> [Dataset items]
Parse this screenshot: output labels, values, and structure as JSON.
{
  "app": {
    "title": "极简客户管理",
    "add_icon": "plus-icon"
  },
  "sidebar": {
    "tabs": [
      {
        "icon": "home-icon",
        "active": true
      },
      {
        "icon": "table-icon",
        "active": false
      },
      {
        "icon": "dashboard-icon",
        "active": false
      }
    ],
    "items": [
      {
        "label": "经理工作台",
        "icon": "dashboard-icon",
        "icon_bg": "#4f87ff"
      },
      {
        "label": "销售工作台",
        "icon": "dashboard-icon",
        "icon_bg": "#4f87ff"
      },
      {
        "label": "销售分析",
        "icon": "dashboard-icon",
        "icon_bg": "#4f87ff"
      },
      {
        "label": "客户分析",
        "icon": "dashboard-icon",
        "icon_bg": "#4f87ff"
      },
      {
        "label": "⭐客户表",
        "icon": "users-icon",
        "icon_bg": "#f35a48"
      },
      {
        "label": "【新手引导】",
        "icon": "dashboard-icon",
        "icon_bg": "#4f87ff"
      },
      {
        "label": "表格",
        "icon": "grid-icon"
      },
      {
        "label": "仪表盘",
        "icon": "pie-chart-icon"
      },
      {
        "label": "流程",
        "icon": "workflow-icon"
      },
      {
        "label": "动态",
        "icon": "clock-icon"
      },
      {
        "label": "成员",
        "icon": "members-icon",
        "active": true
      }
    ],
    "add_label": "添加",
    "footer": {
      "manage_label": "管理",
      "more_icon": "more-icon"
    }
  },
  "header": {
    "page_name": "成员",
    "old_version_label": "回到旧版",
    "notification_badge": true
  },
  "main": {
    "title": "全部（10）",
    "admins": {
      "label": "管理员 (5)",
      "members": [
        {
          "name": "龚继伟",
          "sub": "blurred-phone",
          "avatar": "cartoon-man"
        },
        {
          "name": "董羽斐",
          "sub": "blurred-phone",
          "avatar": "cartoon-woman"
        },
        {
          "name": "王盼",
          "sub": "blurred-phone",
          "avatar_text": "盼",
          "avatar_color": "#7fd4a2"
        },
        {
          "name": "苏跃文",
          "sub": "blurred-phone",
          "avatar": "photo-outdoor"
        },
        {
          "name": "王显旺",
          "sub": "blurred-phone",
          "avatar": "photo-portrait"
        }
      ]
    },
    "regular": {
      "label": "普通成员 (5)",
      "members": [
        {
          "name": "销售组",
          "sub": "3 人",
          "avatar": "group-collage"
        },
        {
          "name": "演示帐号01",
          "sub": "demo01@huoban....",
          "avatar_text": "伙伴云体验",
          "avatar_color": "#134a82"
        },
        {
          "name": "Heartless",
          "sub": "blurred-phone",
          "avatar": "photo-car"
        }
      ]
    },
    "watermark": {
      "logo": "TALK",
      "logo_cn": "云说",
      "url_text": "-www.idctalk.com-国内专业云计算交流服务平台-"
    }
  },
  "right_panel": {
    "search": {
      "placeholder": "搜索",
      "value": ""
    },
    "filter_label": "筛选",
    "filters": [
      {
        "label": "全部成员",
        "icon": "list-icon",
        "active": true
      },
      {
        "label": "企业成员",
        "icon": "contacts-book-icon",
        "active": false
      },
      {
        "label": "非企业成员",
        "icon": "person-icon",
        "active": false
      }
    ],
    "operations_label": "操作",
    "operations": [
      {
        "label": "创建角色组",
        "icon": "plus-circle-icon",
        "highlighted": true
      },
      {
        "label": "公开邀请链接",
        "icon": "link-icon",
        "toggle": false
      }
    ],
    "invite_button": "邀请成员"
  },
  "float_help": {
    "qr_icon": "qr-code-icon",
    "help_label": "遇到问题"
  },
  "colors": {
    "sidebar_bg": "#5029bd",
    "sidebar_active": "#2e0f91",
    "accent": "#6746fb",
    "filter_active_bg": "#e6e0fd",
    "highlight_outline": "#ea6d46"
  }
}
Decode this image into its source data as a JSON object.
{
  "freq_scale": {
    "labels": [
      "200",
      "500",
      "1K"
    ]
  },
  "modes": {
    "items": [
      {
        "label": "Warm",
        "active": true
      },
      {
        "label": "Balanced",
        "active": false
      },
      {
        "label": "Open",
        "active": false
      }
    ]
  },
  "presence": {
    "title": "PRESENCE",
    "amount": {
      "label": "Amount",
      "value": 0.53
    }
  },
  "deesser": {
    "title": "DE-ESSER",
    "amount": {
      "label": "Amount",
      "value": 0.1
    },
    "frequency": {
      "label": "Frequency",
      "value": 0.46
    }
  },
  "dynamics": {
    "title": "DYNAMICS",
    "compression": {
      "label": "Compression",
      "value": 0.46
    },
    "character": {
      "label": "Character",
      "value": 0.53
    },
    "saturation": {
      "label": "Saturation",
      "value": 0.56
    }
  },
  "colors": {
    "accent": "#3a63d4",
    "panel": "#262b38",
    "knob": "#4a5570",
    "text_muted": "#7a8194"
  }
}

> [What to produce] Quote all of the entries verbatim.

> [Response to this exercise]
Parse this screenshot: output labels, values, and structure as JSON.
{
  "app": {
    "title": "极简客户管理",
    "add_icon": "plus-icon"
  },
  "sidebar": {
    "tabs": [
      {
        "icon": "home-icon",
        "active": true
      },
      {
        "icon": "table-icon",
        "active": false
      },
      {
        "icon": "dashboard-icon",
        "active": false
      }
    ],
    "items": [
      {
        "label": "经理工作台",
        "icon": "dashboard-icon",
        "icon_bg": "#4f87ff"
      },
      {
        "label": "销售工作台",
        "icon": "dashboard-icon",
        "icon_bg": "#4f87ff"
      },
      {
        "label": "销售分析",
        "icon": "dashboard-icon",
        "icon_bg": "#4f87ff"
      },
      {
        "label": "客户分析",
        "icon": "dashboard-icon",
        "icon_bg": "#4f87ff"
      },
      {
        "label": "⭐客户表",
        "icon": "users-icon",
        "icon_bg": "#f35a48"
      },
      {
        "label": "【新手引导】",
        "icon": "dashboard-icon",
        "icon_bg": "#4f87ff"
      },
      {
        "label": "表格",
        "icon": "grid-icon"
      },
      {
        "label": "仪表盘",
        "icon": "pie-chart-icon"
      },
      {
        "label": "流程",
        "icon": "workflow-icon"
      },
      {
        "label": "动态",
        "icon": "clock-icon"
      },
      {
        "label": "成员",
        "icon": "members-icon",
        "active": true
      }
    ],
    "add_label": "添加",
    "footer": {
      "manage_label": "管理",
      "more_icon": "more-icon"
    }
  },
  "header": {
    "page_name": "成员",
    "old_version_label": "回到旧版",
    "notification_badge": true
  },
  "main": {
    "title": "全部（10）",
    "admins": {
      "label": "管理员 (5)",
      "members": [
        {
          "name": "龚继伟",
          "sub": "blurred-phone",
          "avatar": "cartoon-man"
        },
        {
          "name": "董羽斐",
          "sub": "blurred-phone",
          "avatar": "cartoon-woman"
        },
        {
          "name": "王盼",
          "sub": "blurred-phone",
          "avatar_text": "盼",
          "avatar_color": "#7fd4a2"
        },
        {
          "name": "苏跃文",
          "sub": "blurred-phone",
          "avatar": "photo-outdoor"
        },
        {
          "name": "王显旺",
          "sub": "blurred-phone",
          "avatar": "photo-portrait"
        }
      ]
    },
    "regular": {
      "label": "普通成员 (5)",
      "members": [
        {
          "name": "销售组",
          "sub": "3 人",
          "avatar": "group-collage"
        },
        {
          "name": "演示帐号01",
          "sub": "demo01@huoban....",
          "avatar_text": "伙伴云体验",
          "avatar_color": "#134a82"
        },
        {
          "name": "Heartless",
          "sub": "blurred-phone",
          "avatar": "photo-car"
        }
      ]
    },
    "watermark": {
      "logo": "TALK",
      "logo_cn": "云说",
      "url_text": "-www.idctalk.com-国内专业云计算交流服务平台-"
    }
  },
  "right_panel": {
    "search": {
      "placeholder": "搜索",
      "value": ""
    },
    "filter_label": "筛选",
    "filters": [
      {
        "label": "全部成员",
        "icon": "list-icon",
        "active": true
      },
      {
        "label": "企业成员",
        "icon": "contacts-book-icon",
        "active": false
      },
      {
        "label": "非企业成员",
        "icon": "person-icon",
        "active": false
      }
    ],
    "operations_label": "操作",
    "operations": [
      {
        "label": "创建角色组",
        "icon": "plus-circle-icon",
        "highlighted": true
      },
      {
        "label": "公开邀请链接",
        "icon": "link-icon",
        "toggle": false
      }
    ],
    "invite_button": "邀请成员"
  },
  "float_help": {
    "qr_icon": "qr-code-icon",
    "help_label": "遇到问题"
  },
  "colors": {
    "sidebar_bg": "#5029bd",
    "sidebar_active": "#2e0f91",
    "accent": "#6746fb",
    "filter_active_bg": "#e6e0fd",
    "highlight_outline": "#ea6d46"
  }
}
Decode this image into its source data as a JSON object.
{
  "freq_scale": {
    "labels": [
      "200",
      "500",
      "1K"
    ]
  },
  "modes": {
    "items": [
      {
        "label": "Warm",
        "active": true
      },
      {
        "label": "Balanced",
        "active": false
      },
      {
        "label": "Open",
        "active": false
      }
    ]
  },
  "presence": {
    "title": "PRESENCE",
    "amount": {
      "label": "Amount",
      "value": 0.53
    }
  },
  "deesser": {
    "title": "DE-ESSER",
    "amount": {
      "label": "Amount",
      "value": 0.1
    },
    "frequency": {
      "label": "Frequency",
      "value": 0.46
    }
  },
  "dynamics": {
    "title": "DYNAMICS",
    "compression": {
      "label": "Compression",
      "value": 0.46
    },
    "character": {
      "label": "Character",
      "value": 0.53
    },
    "saturation": {
      "label": "Saturation",
      "value": 0.56
    }
  },
  "colors": {
    "accent": "#3a63d4",
    "panel": "#262b38",
    "knob": "#4a5570",
    "text_muted": "#7a8194"
  }
}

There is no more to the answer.